__What the task asks__
Report only the number of lines in the records that contain the word "label".

__Material provided__

◆ ◆ ◆ ◆

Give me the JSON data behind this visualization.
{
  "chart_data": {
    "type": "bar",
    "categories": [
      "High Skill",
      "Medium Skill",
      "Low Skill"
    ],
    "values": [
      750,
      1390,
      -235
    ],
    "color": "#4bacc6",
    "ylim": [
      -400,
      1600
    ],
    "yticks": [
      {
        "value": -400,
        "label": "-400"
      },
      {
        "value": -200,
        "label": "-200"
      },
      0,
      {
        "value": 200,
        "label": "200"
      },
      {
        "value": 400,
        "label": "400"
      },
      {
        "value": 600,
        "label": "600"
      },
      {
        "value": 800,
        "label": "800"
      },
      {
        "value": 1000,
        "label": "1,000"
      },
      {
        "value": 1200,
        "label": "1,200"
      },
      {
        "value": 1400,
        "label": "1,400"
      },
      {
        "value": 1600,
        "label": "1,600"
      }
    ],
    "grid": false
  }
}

◆ ◆ ◆ ◆

__Task answer__
10